# WHAT NEEDS TO BE DONE
Read the lines that follow and pick out every one containing the word "JSON".

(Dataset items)

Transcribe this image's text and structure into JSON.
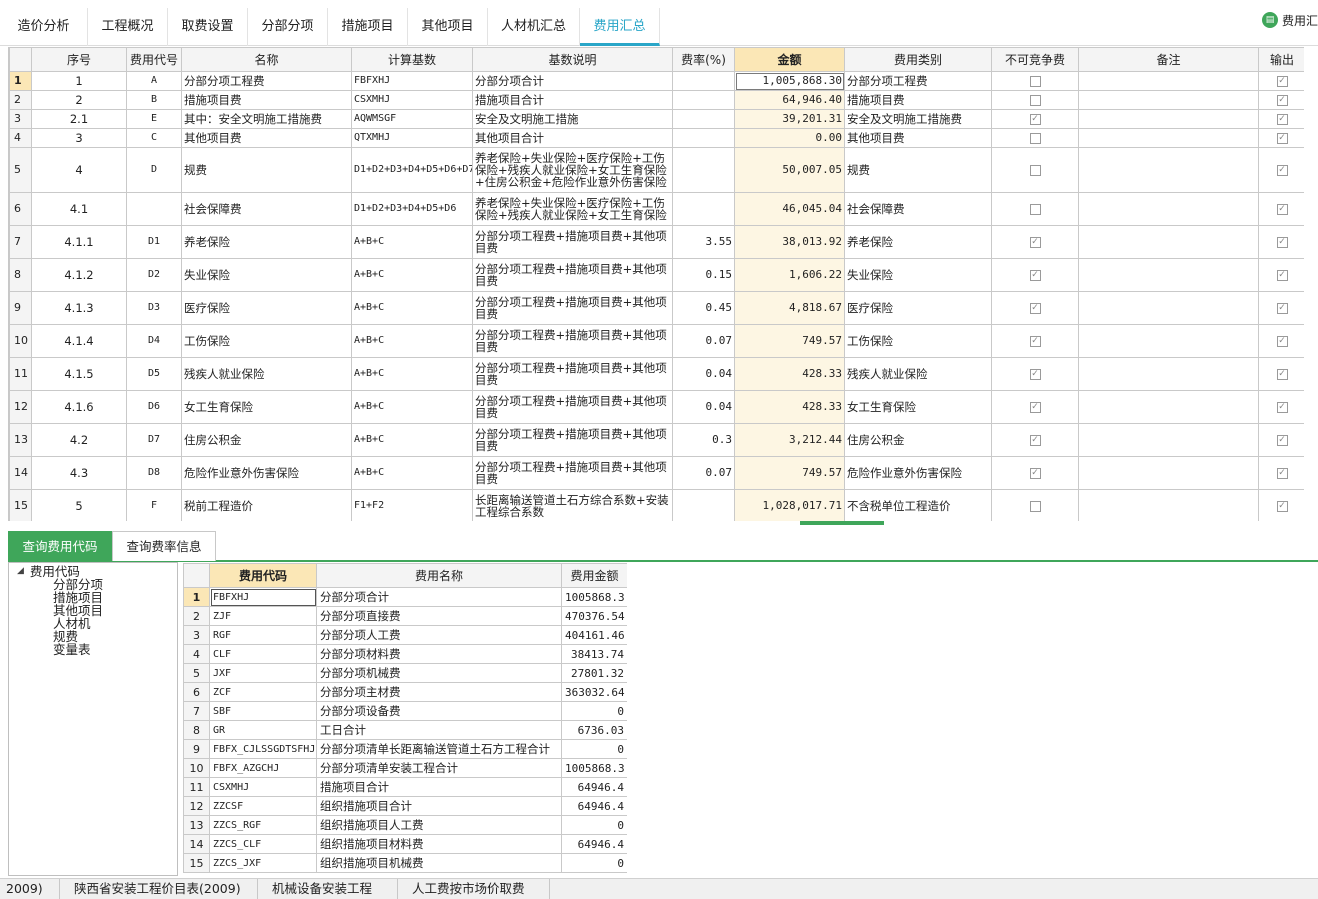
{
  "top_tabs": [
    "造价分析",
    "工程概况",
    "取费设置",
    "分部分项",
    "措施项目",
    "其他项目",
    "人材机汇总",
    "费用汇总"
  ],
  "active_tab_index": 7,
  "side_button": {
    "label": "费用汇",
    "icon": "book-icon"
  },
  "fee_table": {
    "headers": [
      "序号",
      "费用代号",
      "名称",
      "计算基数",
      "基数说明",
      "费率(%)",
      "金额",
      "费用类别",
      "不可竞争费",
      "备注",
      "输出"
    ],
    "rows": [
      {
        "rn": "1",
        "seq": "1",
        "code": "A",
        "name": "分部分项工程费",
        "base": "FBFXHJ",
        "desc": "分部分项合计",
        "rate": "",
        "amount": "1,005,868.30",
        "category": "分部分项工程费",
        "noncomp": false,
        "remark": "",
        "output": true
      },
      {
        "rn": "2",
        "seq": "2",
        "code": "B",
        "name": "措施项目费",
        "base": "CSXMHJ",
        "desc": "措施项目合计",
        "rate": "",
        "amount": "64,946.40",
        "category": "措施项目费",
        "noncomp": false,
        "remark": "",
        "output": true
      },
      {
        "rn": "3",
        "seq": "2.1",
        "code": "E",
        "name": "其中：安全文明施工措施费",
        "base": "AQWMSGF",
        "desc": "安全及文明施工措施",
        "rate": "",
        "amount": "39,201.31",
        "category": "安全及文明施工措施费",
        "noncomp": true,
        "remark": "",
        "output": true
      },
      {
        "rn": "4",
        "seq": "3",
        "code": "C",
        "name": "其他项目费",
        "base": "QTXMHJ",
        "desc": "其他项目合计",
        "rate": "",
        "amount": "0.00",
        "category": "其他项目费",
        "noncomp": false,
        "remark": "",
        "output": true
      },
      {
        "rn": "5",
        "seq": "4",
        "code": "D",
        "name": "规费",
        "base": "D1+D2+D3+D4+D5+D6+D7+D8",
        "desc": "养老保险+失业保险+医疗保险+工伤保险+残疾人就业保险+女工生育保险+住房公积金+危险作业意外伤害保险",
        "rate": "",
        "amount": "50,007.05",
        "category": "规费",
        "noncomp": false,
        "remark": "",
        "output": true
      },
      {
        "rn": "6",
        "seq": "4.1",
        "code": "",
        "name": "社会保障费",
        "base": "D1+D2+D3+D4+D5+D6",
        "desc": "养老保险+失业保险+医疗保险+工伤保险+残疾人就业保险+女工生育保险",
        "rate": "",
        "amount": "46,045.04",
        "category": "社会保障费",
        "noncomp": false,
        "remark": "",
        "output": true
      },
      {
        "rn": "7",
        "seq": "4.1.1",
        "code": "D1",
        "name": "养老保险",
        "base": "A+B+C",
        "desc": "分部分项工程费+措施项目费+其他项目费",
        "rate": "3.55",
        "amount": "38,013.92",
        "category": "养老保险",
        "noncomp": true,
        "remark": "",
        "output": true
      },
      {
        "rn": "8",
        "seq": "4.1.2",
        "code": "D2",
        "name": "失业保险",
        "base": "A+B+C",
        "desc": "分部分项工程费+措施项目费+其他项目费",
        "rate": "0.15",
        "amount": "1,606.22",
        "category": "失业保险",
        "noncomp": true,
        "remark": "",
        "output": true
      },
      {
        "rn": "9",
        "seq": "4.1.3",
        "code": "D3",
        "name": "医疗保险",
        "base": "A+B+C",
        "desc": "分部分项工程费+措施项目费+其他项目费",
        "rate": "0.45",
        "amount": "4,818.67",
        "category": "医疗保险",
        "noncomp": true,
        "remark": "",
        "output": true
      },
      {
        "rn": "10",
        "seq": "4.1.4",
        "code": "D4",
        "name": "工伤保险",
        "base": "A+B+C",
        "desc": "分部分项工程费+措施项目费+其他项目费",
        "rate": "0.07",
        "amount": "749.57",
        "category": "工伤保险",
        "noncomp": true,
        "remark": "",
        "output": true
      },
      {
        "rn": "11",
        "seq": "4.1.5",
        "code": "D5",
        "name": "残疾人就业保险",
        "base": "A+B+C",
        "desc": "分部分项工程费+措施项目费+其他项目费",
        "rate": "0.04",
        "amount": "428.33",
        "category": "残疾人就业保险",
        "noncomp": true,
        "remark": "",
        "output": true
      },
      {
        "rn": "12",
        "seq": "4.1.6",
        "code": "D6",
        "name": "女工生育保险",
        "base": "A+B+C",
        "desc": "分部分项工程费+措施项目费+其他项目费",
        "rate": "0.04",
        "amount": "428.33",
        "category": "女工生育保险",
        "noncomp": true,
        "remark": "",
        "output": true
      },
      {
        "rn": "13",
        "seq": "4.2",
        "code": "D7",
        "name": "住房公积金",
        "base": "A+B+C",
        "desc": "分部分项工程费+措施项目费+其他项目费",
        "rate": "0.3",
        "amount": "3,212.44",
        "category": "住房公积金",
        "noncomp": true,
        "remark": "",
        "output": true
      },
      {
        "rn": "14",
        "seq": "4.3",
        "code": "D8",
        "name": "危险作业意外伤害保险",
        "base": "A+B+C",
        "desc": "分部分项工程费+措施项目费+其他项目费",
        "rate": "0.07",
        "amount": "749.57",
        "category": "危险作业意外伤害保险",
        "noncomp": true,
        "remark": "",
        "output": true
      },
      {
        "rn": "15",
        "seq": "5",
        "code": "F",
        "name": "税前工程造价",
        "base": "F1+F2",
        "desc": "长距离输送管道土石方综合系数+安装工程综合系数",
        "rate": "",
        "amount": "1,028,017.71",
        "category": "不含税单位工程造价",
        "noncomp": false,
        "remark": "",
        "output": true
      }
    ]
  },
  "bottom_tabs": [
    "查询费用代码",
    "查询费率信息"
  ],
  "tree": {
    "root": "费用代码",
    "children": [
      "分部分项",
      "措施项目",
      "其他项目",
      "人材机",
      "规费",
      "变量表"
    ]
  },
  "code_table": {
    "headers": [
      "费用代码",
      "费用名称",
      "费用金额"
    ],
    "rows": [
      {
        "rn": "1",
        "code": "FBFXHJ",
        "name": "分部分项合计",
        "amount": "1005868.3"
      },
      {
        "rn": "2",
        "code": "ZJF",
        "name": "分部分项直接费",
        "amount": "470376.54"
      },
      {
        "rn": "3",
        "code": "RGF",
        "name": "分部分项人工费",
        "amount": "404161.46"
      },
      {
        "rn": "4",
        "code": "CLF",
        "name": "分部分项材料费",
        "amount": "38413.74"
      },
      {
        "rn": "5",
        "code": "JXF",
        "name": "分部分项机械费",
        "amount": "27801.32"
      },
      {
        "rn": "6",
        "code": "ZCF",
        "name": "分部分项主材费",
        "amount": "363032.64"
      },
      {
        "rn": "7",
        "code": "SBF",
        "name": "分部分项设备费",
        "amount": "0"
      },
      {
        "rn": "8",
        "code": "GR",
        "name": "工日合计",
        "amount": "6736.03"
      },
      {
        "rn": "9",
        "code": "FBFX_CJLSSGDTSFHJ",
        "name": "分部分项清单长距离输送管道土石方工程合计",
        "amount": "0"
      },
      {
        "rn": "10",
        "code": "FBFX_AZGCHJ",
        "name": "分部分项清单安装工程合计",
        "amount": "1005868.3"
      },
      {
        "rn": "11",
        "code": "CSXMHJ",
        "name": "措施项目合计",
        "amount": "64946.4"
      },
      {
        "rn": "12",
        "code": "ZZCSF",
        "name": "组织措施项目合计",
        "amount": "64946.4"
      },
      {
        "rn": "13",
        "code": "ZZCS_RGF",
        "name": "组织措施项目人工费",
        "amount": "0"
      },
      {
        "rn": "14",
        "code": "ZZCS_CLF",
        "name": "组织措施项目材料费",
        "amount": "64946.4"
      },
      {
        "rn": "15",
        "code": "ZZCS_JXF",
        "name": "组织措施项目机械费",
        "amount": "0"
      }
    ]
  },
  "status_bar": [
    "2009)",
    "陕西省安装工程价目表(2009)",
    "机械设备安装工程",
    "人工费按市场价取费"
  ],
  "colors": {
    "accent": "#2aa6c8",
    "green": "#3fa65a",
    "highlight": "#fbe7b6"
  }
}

...

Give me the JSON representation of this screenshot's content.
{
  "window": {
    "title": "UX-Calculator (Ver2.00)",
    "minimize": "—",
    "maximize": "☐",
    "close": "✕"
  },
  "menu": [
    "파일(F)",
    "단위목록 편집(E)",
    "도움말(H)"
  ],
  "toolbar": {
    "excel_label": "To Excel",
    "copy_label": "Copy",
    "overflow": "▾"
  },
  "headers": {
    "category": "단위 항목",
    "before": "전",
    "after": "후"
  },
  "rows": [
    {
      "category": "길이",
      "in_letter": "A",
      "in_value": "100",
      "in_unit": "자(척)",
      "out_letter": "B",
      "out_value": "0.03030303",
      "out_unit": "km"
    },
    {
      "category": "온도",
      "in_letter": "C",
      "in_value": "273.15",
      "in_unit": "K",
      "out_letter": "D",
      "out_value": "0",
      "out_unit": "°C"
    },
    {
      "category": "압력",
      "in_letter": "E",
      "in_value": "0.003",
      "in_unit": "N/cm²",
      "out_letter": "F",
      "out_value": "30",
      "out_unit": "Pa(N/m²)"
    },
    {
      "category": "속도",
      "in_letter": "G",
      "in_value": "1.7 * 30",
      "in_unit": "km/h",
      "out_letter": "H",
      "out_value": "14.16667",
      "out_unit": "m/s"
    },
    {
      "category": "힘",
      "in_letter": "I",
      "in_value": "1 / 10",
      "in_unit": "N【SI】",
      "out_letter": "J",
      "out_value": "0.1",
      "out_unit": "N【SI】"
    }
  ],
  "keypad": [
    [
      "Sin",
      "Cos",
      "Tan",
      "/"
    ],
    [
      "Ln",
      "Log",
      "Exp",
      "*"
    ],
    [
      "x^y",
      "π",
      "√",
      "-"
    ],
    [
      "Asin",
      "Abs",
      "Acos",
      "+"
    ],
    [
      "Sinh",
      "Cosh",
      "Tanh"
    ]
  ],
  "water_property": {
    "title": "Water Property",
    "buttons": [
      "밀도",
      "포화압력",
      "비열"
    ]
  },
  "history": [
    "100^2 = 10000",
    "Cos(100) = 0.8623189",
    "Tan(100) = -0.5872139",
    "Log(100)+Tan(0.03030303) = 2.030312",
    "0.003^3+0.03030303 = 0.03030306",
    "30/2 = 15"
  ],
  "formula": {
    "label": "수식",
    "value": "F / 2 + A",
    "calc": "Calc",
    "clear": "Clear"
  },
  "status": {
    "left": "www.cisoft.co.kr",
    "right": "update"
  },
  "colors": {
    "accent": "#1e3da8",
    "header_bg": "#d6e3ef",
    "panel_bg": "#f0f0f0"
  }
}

# ANSWER TO THE TASK
Transcribe this image's text and structure into JSON.
Give me the JSON representation of this screenshot's content.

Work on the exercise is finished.